Start Provided data

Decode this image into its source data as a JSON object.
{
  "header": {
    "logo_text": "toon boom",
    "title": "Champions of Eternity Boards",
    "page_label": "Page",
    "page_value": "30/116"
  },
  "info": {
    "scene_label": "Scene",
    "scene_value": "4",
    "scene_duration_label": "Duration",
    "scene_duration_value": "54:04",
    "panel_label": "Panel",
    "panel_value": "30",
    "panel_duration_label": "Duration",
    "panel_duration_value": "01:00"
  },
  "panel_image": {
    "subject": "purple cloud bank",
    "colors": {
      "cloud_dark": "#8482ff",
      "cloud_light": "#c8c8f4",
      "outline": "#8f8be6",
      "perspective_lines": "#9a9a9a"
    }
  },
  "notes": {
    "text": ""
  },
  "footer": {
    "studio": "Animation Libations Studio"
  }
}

End Provided data
Start Provided data

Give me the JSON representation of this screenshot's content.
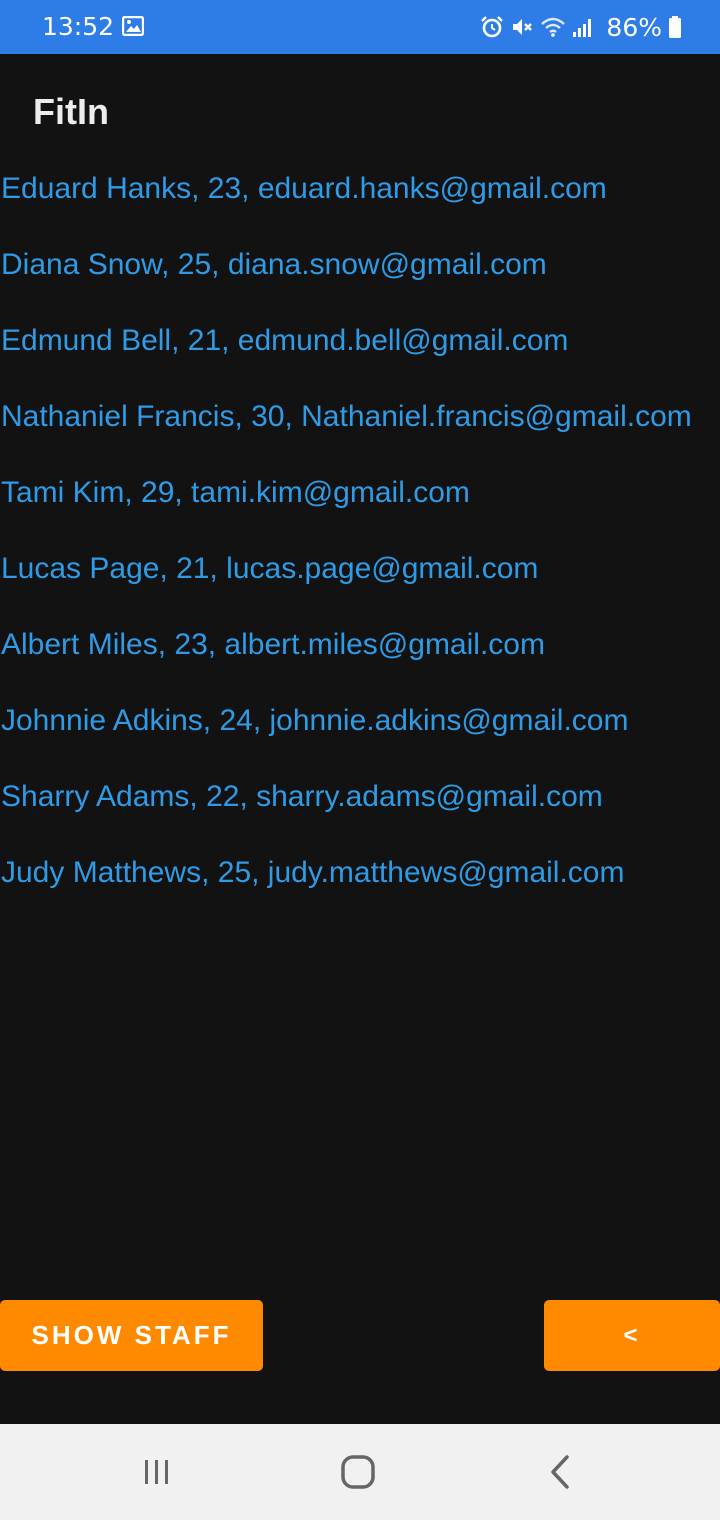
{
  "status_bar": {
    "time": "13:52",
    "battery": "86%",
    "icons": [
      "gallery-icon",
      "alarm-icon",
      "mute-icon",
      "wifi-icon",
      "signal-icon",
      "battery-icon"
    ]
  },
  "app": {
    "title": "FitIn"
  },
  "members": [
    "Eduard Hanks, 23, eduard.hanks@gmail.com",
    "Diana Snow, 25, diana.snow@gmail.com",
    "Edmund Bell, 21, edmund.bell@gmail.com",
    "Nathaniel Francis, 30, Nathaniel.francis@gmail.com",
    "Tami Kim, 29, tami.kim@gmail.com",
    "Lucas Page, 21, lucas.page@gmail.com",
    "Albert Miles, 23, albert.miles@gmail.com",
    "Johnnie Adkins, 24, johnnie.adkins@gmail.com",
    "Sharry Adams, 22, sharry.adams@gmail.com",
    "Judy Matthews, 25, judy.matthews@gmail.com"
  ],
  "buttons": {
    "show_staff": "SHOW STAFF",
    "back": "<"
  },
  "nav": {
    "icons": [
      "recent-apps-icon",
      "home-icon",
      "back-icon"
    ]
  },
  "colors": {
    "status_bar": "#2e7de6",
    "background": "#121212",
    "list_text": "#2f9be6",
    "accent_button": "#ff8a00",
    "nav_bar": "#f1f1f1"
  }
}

End Provided data

__What the exercise asks__:
Return from the data every line that holds "JSON".

__Correct output__:
Decode this image into its source data as a JSON object.
Give me the JSON representation of this screenshot's content.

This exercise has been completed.